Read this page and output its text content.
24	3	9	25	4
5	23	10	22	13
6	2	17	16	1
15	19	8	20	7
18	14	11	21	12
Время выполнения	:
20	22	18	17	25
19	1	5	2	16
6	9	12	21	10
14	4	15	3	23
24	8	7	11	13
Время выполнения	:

The request: Write out the material exactly as given.

Written answer:
Read this page and output its text content.
24	3	9	25	4
5	23	10	22	13
6	2	17	16	1
15	19	8	20	7
18	14	11	21	12
Время выполнения	:
20	22	18	17	25
19	1	5	2	16
6	9	12	21	10
14	4	15	3	23
24	8	7	11	13
Время выполнения	:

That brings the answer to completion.